> **WRITTEN PROBLEM**: Output the material word for word. Leave each picture out.

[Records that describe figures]
[BEGIN]

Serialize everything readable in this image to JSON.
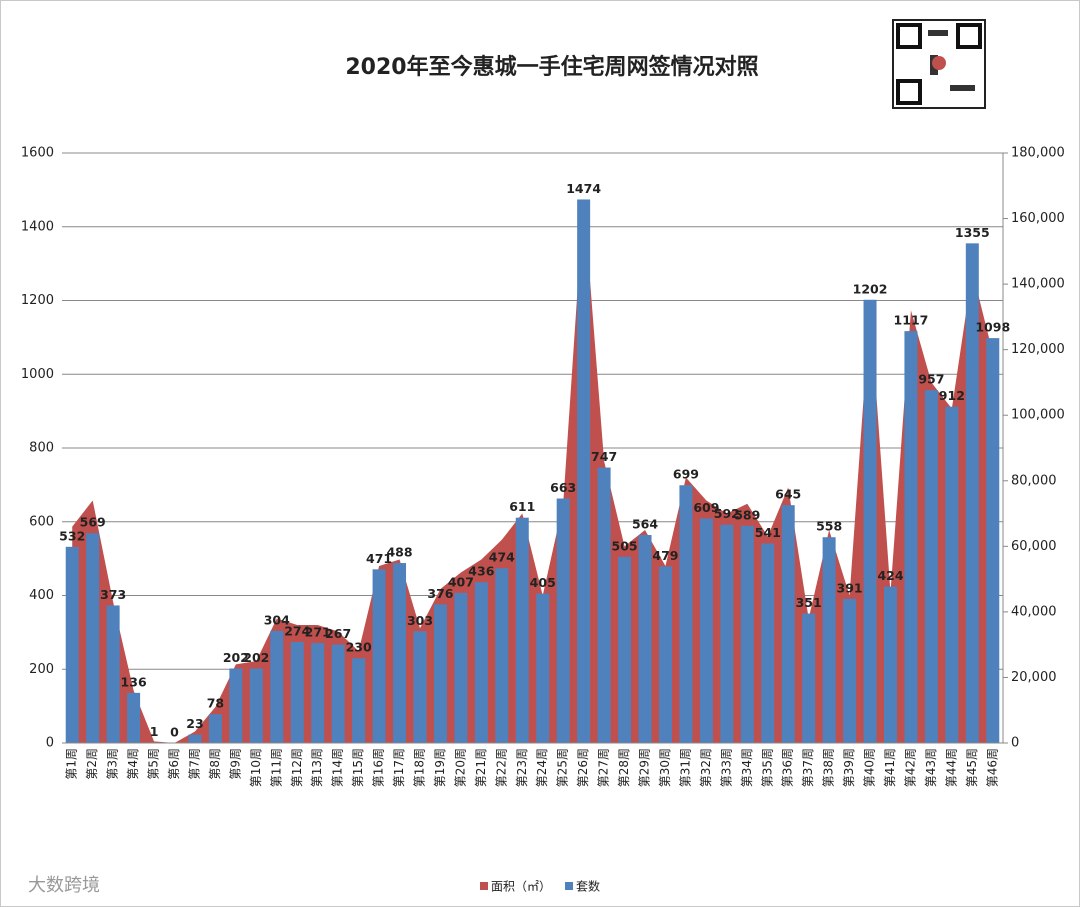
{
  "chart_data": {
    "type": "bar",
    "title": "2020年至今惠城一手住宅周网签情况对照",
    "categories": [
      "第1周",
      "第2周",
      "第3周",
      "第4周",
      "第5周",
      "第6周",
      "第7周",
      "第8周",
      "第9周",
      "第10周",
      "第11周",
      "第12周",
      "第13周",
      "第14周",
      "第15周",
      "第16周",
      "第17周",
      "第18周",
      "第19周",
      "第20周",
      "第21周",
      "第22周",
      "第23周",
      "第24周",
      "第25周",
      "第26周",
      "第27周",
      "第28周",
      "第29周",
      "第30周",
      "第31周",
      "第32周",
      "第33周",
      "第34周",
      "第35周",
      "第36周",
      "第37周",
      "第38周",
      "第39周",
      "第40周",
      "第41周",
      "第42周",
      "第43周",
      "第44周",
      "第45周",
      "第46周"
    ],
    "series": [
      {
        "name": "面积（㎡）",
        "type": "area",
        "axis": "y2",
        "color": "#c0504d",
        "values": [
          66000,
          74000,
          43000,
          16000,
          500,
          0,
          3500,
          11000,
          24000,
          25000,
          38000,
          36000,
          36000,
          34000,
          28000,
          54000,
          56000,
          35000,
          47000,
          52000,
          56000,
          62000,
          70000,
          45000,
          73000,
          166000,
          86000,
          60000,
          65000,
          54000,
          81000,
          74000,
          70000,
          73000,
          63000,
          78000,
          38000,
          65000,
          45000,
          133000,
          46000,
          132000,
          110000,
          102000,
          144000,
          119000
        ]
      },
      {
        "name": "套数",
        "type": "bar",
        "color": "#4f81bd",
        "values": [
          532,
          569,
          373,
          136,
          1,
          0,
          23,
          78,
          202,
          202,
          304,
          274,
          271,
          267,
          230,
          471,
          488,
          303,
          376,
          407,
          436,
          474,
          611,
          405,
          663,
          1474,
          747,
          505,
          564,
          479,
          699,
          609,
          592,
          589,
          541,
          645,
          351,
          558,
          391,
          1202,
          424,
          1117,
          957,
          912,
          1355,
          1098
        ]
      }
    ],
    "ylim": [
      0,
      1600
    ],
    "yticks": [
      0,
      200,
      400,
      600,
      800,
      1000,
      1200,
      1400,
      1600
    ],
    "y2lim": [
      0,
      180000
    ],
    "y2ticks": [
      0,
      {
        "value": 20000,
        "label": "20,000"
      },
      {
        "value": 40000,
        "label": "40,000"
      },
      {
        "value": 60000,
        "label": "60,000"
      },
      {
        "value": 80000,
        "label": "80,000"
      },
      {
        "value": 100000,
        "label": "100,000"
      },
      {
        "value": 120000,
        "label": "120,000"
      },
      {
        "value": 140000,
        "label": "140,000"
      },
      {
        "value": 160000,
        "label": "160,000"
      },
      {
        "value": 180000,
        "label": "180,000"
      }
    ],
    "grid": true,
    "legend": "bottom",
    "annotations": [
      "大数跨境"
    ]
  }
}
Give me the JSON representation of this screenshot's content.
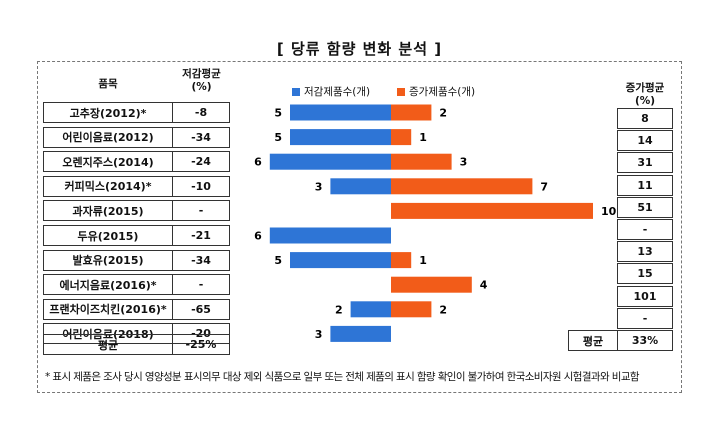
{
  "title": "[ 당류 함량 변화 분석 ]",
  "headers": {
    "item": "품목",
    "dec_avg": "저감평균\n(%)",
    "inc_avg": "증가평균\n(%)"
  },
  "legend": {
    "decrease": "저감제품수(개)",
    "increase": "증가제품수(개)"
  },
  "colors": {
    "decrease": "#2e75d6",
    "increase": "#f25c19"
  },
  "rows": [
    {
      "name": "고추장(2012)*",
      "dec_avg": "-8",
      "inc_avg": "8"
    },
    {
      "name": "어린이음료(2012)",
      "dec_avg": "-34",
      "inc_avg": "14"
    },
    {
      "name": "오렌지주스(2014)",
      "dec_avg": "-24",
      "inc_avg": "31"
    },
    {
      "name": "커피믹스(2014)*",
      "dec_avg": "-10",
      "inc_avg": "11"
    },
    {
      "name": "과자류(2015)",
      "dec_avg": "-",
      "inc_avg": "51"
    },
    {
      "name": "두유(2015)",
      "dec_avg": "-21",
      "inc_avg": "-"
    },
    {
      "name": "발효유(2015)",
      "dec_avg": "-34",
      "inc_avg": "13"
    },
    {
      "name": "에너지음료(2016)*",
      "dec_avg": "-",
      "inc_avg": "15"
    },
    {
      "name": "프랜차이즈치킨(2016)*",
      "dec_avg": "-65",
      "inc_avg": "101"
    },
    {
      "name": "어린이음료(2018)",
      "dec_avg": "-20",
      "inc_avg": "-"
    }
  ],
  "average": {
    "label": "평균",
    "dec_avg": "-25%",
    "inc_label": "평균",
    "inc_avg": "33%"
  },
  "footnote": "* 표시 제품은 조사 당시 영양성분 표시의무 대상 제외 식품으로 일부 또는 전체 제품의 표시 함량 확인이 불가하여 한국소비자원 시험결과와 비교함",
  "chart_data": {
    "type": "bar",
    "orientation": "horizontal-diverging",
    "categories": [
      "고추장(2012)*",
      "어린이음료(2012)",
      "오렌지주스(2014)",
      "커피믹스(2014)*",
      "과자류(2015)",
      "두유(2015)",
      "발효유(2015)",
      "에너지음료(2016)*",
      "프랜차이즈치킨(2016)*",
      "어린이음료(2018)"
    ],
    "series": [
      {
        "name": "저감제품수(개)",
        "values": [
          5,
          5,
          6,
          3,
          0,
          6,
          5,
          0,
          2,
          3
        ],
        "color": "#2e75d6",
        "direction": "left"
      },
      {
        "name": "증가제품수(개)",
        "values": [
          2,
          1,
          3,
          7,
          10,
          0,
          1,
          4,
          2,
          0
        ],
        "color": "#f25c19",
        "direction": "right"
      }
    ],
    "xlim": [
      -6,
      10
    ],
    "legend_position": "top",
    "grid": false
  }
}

[END]

> **WRITTEN SOLUTION**:
Serialize everything readable in this image to JSON.
{
  "chart_data": {
    "type": "bar",
    "title": "2020年至今惠城一手住宅周网签情况对照",
    "categories": [
      "第1周",
      "第2周",
      "第3周",
      "第4周",
      "第5周",
      "第6周",
      "第7周",
      "第8周",
      "第9周",
      "第10周",
      "第11周",
      "第12周",
      "第13周",
      "第14周",
      "第15周",
      "第16周",
      "第17周",
      "第18周",
      "第19周",
      "第20周",
      "第21周",
      "第22周",
      "第23周",
      "第24周",
      "第25周",
      "第26周",
      "第27周",
      "第28周",
      "第29周",
      "第30周",
      "第31周",
      "第32周",
      "第33周",
      "第34周",
      "第35周",
      "第36周",
      "第37周",
      "第38周",
      "第39周",
      "第40周",
      "第41周",
      "第42周",
      "第43周",
      "第44周",
      "第45周",
      "第46周"
    ],
    "series": [
      {
        "name": "面积（㎡）",
        "type": "area",
        "axis": "y2",
        "color": "#c0504d",
        "values": [
          66000,
          74000,
          43000,
          16000,
          500,
          0,
          3500,
          11000,
          24000,
          25000,
          38000,
          36000,
          36000,
          34000,
          28000,
          54000,
          56000,
          35000,
          47000,
          52000,
          56000,
          62000,
          70000,
          45000,
          73000,
          166000,
          86000,
          60000,
          65000,
          54000,
          81000,
          74000,
          70000,
          73000,
          63000,
          78000,
          38000,
          65000,
          45000,
          133000,
          46000,
          132000,
          110000,
          102000,
          144000,
          119000
        ]
      },
      {
        "name": "套数",
        "type": "bar",
        "color": "#4f81bd",
        "values": [
          532,
          569,
          373,
          136,
          1,
          0,
          23,
          78,
          202,
          202,
          304,
          274,
          271,
          267,
          230,
          471,
          488,
          303,
          376,
          407,
          436,
          474,
          611,
          405,
          663,
          1474,
          747,
          505,
          564,
          479,
          699,
          609,
          592,
          589,
          541,
          645,
          351,
          558,
          391,
          1202,
          424,
          1117,
          957,
          912,
          1355,
          1098
        ]
      }
    ],
    "ylim": [
      0,
      1600
    ],
    "yticks": [
      0,
      200,
      400,
      600,
      800,
      1000,
      1200,
      1400,
      1600
    ],
    "y2lim": [
      0,
      180000
    ],
    "y2ticks": [
      0,
      {
        "value": 20000,
        "label": "20,000"
      },
      {
        "value": 40000,
        "label": "40,000"
      },
      {
        "value": 60000,
        "label": "60,000"
      },
      {
        "value": 80000,
        "label": "80,000"
      },
      {
        "value": 100000,
        "label": "100,000"
      },
      {
        "value": 120000,
        "label": "120,000"
      },
      {
        "value": 140000,
        "label": "140,000"
      },
      {
        "value": 160000,
        "label": "160,000"
      },
      {
        "value": 180000,
        "label": "180,000"
      }
    ],
    "grid": true,
    "legend": "bottom",
    "annotations": [
      "大数跨境"
    ]
  }
}
Give me the JSON representation of this screenshot's content.
{
  "title": "[ 당류 함량 변화 분석 ]",
  "headers": {
    "item": "품목",
    "dec_avg": "저감평균\n(%)",
    "inc_avg": "증가평균\n(%)"
  },
  "legend": {
    "decrease": "저감제품수(개)",
    "increase": "증가제품수(개)"
  },
  "colors": {
    "decrease": "#2e75d6",
    "increase": "#f25c19"
  },
  "rows": [
    {
      "name": "고추장(2012)*",
      "dec_avg": "-8",
      "inc_avg": "8"
    },
    {
      "name": "어린이음료(2012)",
      "dec_avg": "-34",
      "inc_avg": "14"
    },
    {
      "name": "오렌지주스(2014)",
      "dec_avg": "-24",
      "inc_avg": "31"
    },
    {
      "name": "커피믹스(2014)*",
      "dec_avg": "-10",
      "inc_avg": "11"
    },
    {
      "name": "과자류(2015)",
      "dec_avg": "-",
      "inc_avg": "51"
    },
    {
      "name": "두유(2015)",
      "dec_avg": "-21",
      "inc_avg": "-"
    },
    {
      "name": "발효유(2015)",
      "dec_avg": "-34",
      "inc_avg": "13"
    },
    {
      "name": "에너지음료(2016)*",
      "dec_avg": "-",
      "inc_avg": "15"
    },
    {
      "name": "프랜차이즈치킨(2016)*",
      "dec_avg": "-65",
      "inc_avg": "101"
    },
    {
      "name": "어린이음료(2018)",
      "dec_avg": "-20",
      "inc_avg": "-"
    }
  ],
  "average": {
    "label": "평균",
    "dec_avg": "-25%",
    "inc_label": "평균",
    "inc_avg": "33%"
  },
  "footnote": "* 표시 제품은 조사 당시 영양성분 표시의무 대상 제외 식품으로 일부 또는 전체 제품의 표시 함량 확인이 불가하여 한국소비자원 시험결과와 비교함",
  "chart_data": {
    "type": "bar",
    "orientation": "horizontal-diverging",
    "categories": [
      "고추장(2012)*",
      "어린이음료(2012)",
      "오렌지주스(2014)",
      "커피믹스(2014)*",
      "과자류(2015)",
      "두유(2015)",
      "발효유(2015)",
      "에너지음료(2016)*",
      "프랜차이즈치킨(2016)*",
      "어린이음료(2018)"
    ],
    "series": [
      {
        "name": "저감제품수(개)",
        "values": [
          5,
          5,
          6,
          3,
          0,
          6,
          5,
          0,
          2,
          3
        ],
        "color": "#2e75d6",
        "direction": "left"
      },
      {
        "name": "증가제품수(개)",
        "values": [
          2,
          1,
          3,
          7,
          10,
          0,
          1,
          4,
          2,
          0
        ],
        "color": "#f25c19",
        "direction": "right"
      }
    ],
    "xlim": [
      -6,
      10
    ],
    "legend_position": "top",
    "grid": false
  }
}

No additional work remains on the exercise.